╔══

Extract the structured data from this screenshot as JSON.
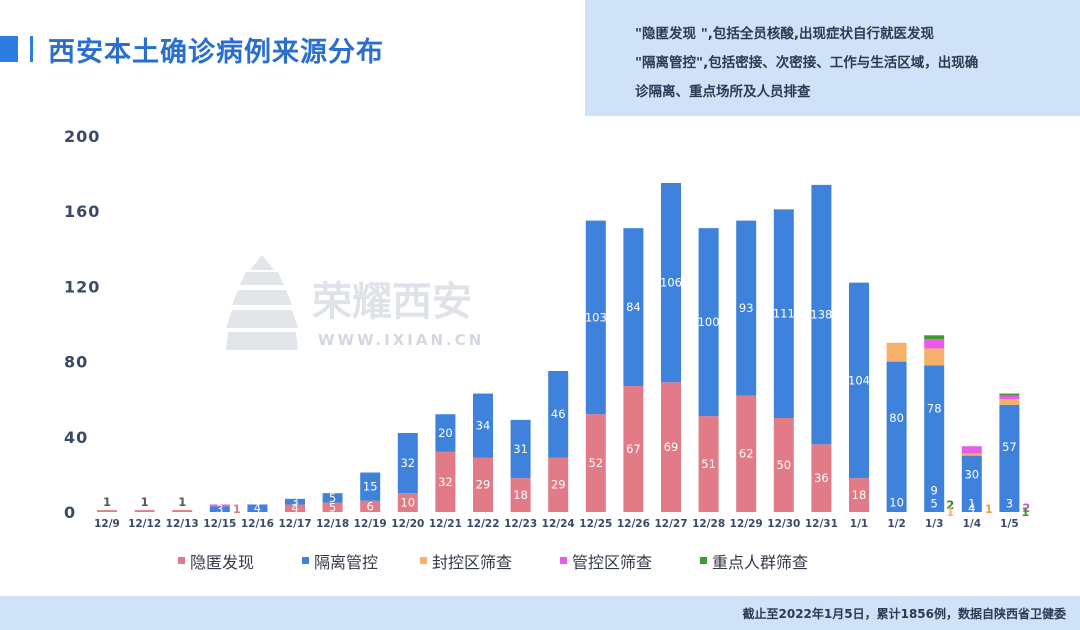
{
  "title": "西安本土确诊病例来源分布",
  "notes": [
    "\"隐匿发现 \",包括全员核酸,出现症状自行就医发现",
    "\"隔离管控\",包括密接、次密接、工作与生活区域，出现确",
    "诊隔离、重点场所及人员排查"
  ],
  "footer": "截止至2022年1月5日，累计1856例，数据自陕西省卫健委",
  "watermark": {
    "name": "荣耀西安",
    "url": "WWW.IXIAN.CN"
  },
  "colors": {
    "hidden": "#e07b87",
    "isolation": "#3e82db",
    "sealed": "#f5b16a",
    "controlled": "#e95ce8",
    "key": "#3f9a2f"
  },
  "chart_data": {
    "type": "bar",
    "stacked": true,
    "categories": [
      "12/9",
      "12/12",
      "12/13",
      "12/15",
      "12/16",
      "12/17",
      "12/18",
      "12/19",
      "12/20",
      "12/21",
      "12/22",
      "12/23",
      "12/24",
      "12/25",
      "12/26",
      "12/27",
      "12/28",
      "12/29",
      "12/30",
      "12/31",
      "1/1",
      "1/2",
      "1/3",
      "1/4",
      "1/5"
    ],
    "series": [
      {
        "name": "隐匿发现",
        "key": "hidden",
        "values": [
          1,
          1,
          1,
          0,
          0,
          4,
          5,
          6,
          10,
          32,
          29,
          18,
          29,
          52,
          67,
          69,
          51,
          62,
          50,
          36,
          18,
          0,
          0,
          0,
          0
        ],
        "labels": [
          "1",
          "1",
          "1",
          "",
          "",
          "4",
          "5",
          "6",
          "10",
          "32",
          "29",
          "18",
          "29",
          "52",
          "67",
          "69",
          "51",
          "62",
          "50",
          "36",
          "18",
          "",
          "",
          "",
          ""
        ]
      },
      {
        "name": "隔离管控",
        "key": "isolation",
        "values": [
          0,
          0,
          0,
          3,
          4,
          3,
          5,
          15,
          32,
          20,
          34,
          31,
          46,
          103,
          84,
          106,
          100,
          93,
          111,
          138,
          104,
          80,
          78,
          30,
          57
        ],
        "labels": [
          "",
          "",
          "",
          "3",
          "4",
          "3",
          "5",
          "15",
          "32",
          "20",
          "34",
          "31",
          "46",
          "103",
          "84",
          "106",
          "100",
          "93",
          "111",
          "138",
          "104",
          "80",
          "78",
          "30",
          "57"
        ]
      },
      {
        "name": "封控区筛查",
        "key": "sealed",
        "values": [
          0,
          0,
          0,
          0,
          0,
          0,
          0,
          0,
          0,
          0,
          0,
          0,
          0,
          0,
          0,
          0,
          0,
          0,
          0,
          0,
          0,
          10,
          9,
          1,
          3
        ],
        "labels": [
          "",
          "",
          "",
          "",
          "",
          "",
          "",
          "",
          "",
          "",
          "",
          "",
          "",
          "",
          "",
          "",
          "",
          "",
          "",
          "",
          "",
          "10",
          "9",
          "1",
          "3"
        ]
      },
      {
        "name": "管控区筛查",
        "key": "controlled",
        "values": [
          0,
          0,
          0,
          1,
          0,
          0,
          0,
          0,
          0,
          0,
          0,
          0,
          0,
          0,
          0,
          0,
          0,
          0,
          0,
          0,
          0,
          0,
          5,
          4,
          2
        ],
        "labels": [
          "",
          "",
          "",
          "1",
          "",
          "",
          "",
          "",
          "",
          "",
          "",
          "",
          "",
          "",
          "",
          "",
          "",
          "",
          "",
          "",
          "",
          "",
          "5",
          "4",
          "2"
        ]
      },
      {
        "name": "重点人群筛查",
        "key": "key",
        "values": [
          0,
          0,
          0,
          0,
          0,
          0,
          0,
          0,
          0,
          0,
          0,
          0,
          0,
          0,
          0,
          0,
          0,
          0,
          0,
          0,
          0,
          0,
          2,
          0,
          1
        ],
        "labels": [
          "",
          "",
          "",
          "",
          "",
          "",
          "",
          "",
          "",
          "",
          "",
          "",
          "",
          "",
          "",
          "",
          "",
          "",
          "",
          "",
          "",
          "",
          "2",
          "",
          ""
        ]
      }
    ],
    "extra_labels": [
      {
        "category": "1/3",
        "text": "1",
        "color": "#f5b16a"
      },
      {
        "category": "1/5",
        "text": "1",
        "color": "#3f9a2f"
      }
    ],
    "yticks": [
      0,
      40,
      80,
      120,
      160,
      200
    ],
    "ylim": [
      0,
      200
    ],
    "legend": [
      "隐匿发现",
      "隔离管控",
      "封控区筛查",
      "管控区筛查",
      "重点人群筛查"
    ],
    "legend_position": "bottom"
  }
}
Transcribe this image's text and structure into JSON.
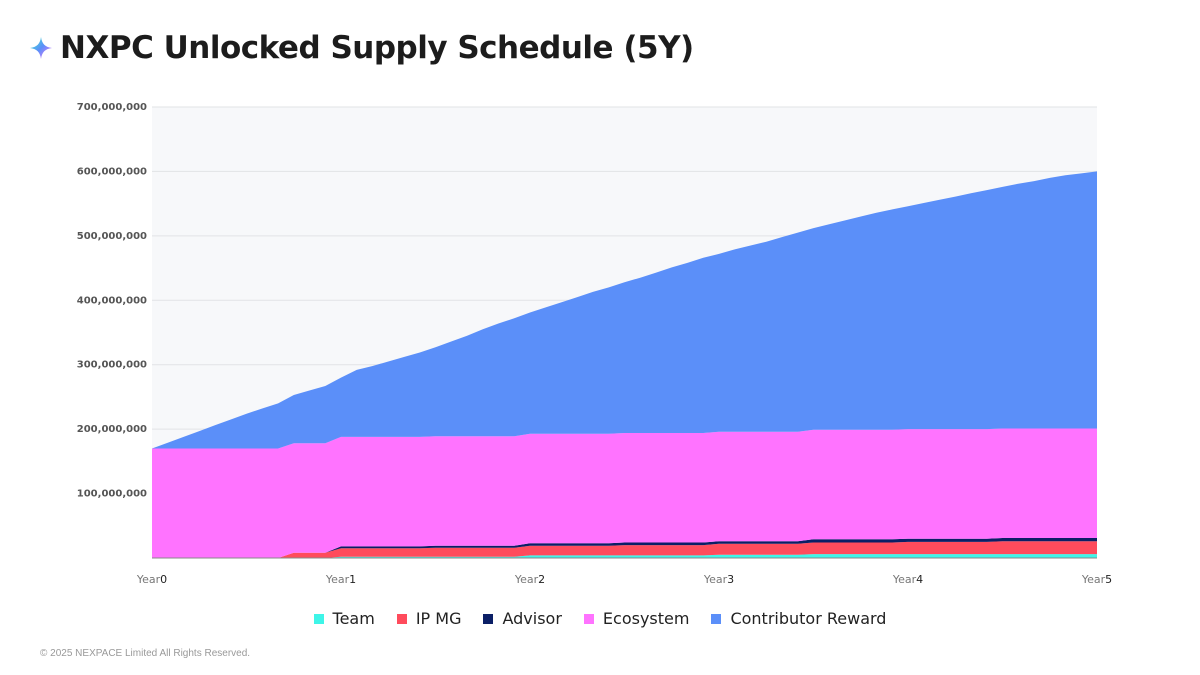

╚══

Exercise instructions → Copy the records above exactly, omitting every picture.

Output below →
Extract the structured data from this screenshot as JSON.
{
  "title": "西安本土确诊病例来源分布",
  "notes": [
    "\"隐匿发现 \",包括全员核酸,出现症状自行就医发现",
    "\"隔离管控\",包括密接、次密接、工作与生活区域，出现确",
    "诊隔离、重点场所及人员排查"
  ],
  "footer": "截止至2022年1月5日，累计1856例，数据自陕西省卫健委",
  "watermark": {
    "name": "荣耀西安",
    "url": "WWW.IXIAN.CN"
  },
  "colors": {
    "hidden": "#e07b87",
    "isolation": "#3e82db",
    "sealed": "#f5b16a",
    "controlled": "#e95ce8",
    "key": "#3f9a2f"
  },
  "chart_data": {
    "type": "bar",
    "stacked": true,
    "categories": [
      "12/9",
      "12/12",
      "12/13",
      "12/15",
      "12/16",
      "12/17",
      "12/18",
      "12/19",
      "12/20",
      "12/21",
      "12/22",
      "12/23",
      "12/24",
      "12/25",
      "12/26",
      "12/27",
      "12/28",
      "12/29",
      "12/30",
      "12/31",
      "1/1",
      "1/2",
      "1/3",
      "1/4",
      "1/5"
    ],
    "series": [
      {
        "name": "隐匿发现",
        "key": "hidden",
        "values": [
          1,
          1,
          1,
          0,
          0,
          4,
          5,
          6,
          10,
          32,
          29,
          18,
          29,
          52,
          67,
          69,
          51,
          62,
          50,
          36,
          18,
          0,
          0,
          0,
          0
        ],
        "labels": [
          "1",
          "1",
          "1",
          "",
          "",
          "4",
          "5",
          "6",
          "10",
          "32",
          "29",
          "18",
          "29",
          "52",
          "67",
          "69",
          "51",
          "62",
          "50",
          "36",
          "18",
          "",
          "",
          "",
          ""
        ]
      },
      {
        "name": "隔离管控",
        "key": "isolation",
        "values": [
          0,
          0,
          0,
          3,
          4,
          3,
          5,
          15,
          32,
          20,
          34,
          31,
          46,
          103,
          84,
          106,
          100,
          93,
          111,
          138,
          104,
          80,
          78,
          30,
          57
        ],
        "labels": [
          "",
          "",
          "",
          "3",
          "4",
          "3",
          "5",
          "15",
          "32",
          "20",
          "34",
          "31",
          "46",
          "103",
          "84",
          "106",
          "100",
          "93",
          "111",
          "138",
          "104",
          "80",
          "78",
          "30",
          "57"
        ]
      },
      {
        "name": "封控区筛查",
        "key": "sealed",
        "values": [
          0,
          0,
          0,
          0,
          0,
          0,
          0,
          0,
          0,
          0,
          0,
          0,
          0,
          0,
          0,
          0,
          0,
          0,
          0,
          0,
          0,
          10,
          9,
          1,
          3
        ],
        "labels": [
          "",
          "",
          "",
          "",
          "",
          "",
          "",
          "",
          "",
          "",
          "",
          "",
          "",
          "",
          "",
          "",
          "",
          "",
          "",
          "",
          "",
          "10",
          "9",
          "1",
          "3"
        ]
      },
      {
        "name": "管控区筛查",
        "key": "controlled",
        "values": [
          0,
          0,
          0,
          1,
          0,
          0,
          0,
          0,
          0,
          0,
          0,
          0,
          0,
          0,
          0,
          0,
          0,
          0,
          0,
          0,
          0,
          0,
          5,
          4,
          2
        ],
        "labels": [
          "",
          "",
          "",
          "1",
          "",
          "",
          "",
          "",
          "",
          "",
          "",
          "",
          "",
          "",
          "",
          "",
          "",
          "",
          "",
          "",
          "",
          "",
          "5",
          "4",
          "2"
        ]
      },
      {
        "name": "重点人群筛查",
        "key": "key",
        "values": [
          0,
          0,
          0,
          0,
          0,
          0,
          0,
          0,
          0,
          0,
          0,
          0,
          0,
          0,
          0,
          0,
          0,
          0,
          0,
          0,
          0,
          0,
          2,
          0,
          1
        ],
        "labels": [
          "",
          "",
          "",
          "",
          "",
          "",
          "",
          "",
          "",
          "",
          "",
          "",
          "",
          "",
          "",
          "",
          "",
          "",
          "",
          "",
          "",
          "",
          "2",
          "",
          ""
        ]
      }
    ],
    "extra_labels": [
      {
        "category": "1/3",
        "text": "1",
        "color": "#f5b16a"
      },
      {
        "category": "1/5",
        "text": "1",
        "color": "#3f9a2f"
      }
    ],
    "yticks": [
      0,
      40,
      80,
      120,
      160,
      200
    ],
    "ylim": [
      0,
      200
    ],
    "legend": [
      "隐匿发现",
      "隔离管控",
      "封控区筛查",
      "管控区筛查",
      "重点人群筛查"
    ],
    "legend_position": "bottom"
  }
}
Transcribe this image's text and structure into JSON.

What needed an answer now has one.